I have chosen as my favorite Burns poem (even though I can’t fully appreciate the dialect it’s partly written in) “To a Mouse.” It recounts an incident in the poet-farmer’s life on a day in November in 1783 when his plow upturned a mouse in his field. His compassion for the animal and the feelings of shared mortality in a world of an uncertain future seem to anticipate Burn’s early death.
Ever wonder where John Steinbeck got the title for his masterpiece, Of Mice and Men? Yes, here, where Burns’s rodent’s fate foreshadows that of Steinbeck’s George and Lenny, whose plans for a shared farm go so tragically awry.
To a Mouse, on Turning Her Up in Her Nest With the Plough, November, 1785
Wee, sleekit, cowrin, tim'rous beastie,
O, what a pannic's in thy breastie!
Thou need na start awa sae hasty,
Wi' bickering brattle!
I wad be laith to rin an' chase thee,
Wi' murd'ring pattle!
I'm truly sorry man's dominion,
Has broken nature's social union,
An' justifies that ill opinion,
Which makes thee startle
At me, thy poor, earth-born companion,
An' fellow-mortal!
I doubt na, whiles, but thou may thieve;
What then? poor beastie, thou maun live!
A daimen icker in a thrave
'S a sma' request;
I'll get a blessin wi' the lave,
An' never miss't!
Thy wee bit housie, too, in ruin!
It's silly wa's the win's are strewin!
An' naething, now, to big a new ane,
O' foggage green!

(Records held in a dataset)
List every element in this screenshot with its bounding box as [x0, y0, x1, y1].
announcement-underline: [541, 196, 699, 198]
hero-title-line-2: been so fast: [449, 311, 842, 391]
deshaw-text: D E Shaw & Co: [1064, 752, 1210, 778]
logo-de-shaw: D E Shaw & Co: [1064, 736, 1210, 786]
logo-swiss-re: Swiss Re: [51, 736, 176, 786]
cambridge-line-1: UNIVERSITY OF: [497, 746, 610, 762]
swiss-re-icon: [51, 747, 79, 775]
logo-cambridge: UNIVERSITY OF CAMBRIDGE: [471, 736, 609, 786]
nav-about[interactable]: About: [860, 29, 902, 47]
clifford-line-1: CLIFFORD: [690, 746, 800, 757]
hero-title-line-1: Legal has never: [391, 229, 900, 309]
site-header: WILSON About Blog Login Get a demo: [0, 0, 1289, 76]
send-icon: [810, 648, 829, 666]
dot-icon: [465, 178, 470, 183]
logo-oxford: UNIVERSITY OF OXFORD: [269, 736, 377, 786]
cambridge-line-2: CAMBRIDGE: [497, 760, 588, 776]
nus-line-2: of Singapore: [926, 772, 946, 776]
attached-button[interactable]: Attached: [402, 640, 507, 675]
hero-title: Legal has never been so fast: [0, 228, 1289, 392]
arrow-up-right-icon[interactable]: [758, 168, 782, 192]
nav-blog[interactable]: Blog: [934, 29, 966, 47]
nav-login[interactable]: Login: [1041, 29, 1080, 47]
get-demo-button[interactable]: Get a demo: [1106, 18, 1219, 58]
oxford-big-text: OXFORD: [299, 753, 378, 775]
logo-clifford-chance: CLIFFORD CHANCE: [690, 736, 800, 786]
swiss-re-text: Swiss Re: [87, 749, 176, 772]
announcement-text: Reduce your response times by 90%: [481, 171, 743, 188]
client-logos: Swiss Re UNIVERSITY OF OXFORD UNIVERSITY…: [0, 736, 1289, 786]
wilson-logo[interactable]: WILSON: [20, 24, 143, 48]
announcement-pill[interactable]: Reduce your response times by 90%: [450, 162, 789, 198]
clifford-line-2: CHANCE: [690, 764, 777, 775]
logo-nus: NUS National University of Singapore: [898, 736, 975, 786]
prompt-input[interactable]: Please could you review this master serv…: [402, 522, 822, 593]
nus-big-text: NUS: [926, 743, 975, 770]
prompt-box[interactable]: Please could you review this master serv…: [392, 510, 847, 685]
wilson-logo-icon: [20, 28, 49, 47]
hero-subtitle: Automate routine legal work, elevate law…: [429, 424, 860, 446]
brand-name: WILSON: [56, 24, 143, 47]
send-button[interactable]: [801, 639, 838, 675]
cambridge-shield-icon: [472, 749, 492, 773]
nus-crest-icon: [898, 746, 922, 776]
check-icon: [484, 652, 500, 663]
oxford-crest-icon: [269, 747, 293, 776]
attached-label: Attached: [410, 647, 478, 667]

Set exercise A —
Rewrite the Burns excerpt starting at "Thou need na" and ending at "thou maun live!", changing "fellow-mortal" to "fellow-creature".
Set exercise B —
Based on the Burns excerpt, answer yes or no to each statement and quote the words that settle it: (i) The writer fully understands the dialect of the poem. (ii) The mouse was turned up by the poet's plow in his field. (iii) The writer says Steinbeck took the title Of Mice and Men from this poem.

Complete answer A —
Thou need na start awa sae hasty,
Wi' bickering brattle!
I wad be laith to rin an' chase thee,
Wi' murd'ring pattle!
I'm truly sorry man's dominion,
Has broken nature's social union,
An' justifies that ill opinion,
Which makes thee startle
At me, thy poor, earth-born companion,
An' fellow-creature!
I doubt na, whiles, but thou may thieve;
What then? poor beastie, thou maun live!

Complete answer B —
(i) No: "even though I can’t fully appreciate the dialect it’s partly written in"
(ii) Yes: "his plow upturned a mouse in his field"
(iii) Yes: "Ever wonder where John Steinbeck got the title for his masterpiece, Of Mice and Men? Yes, here"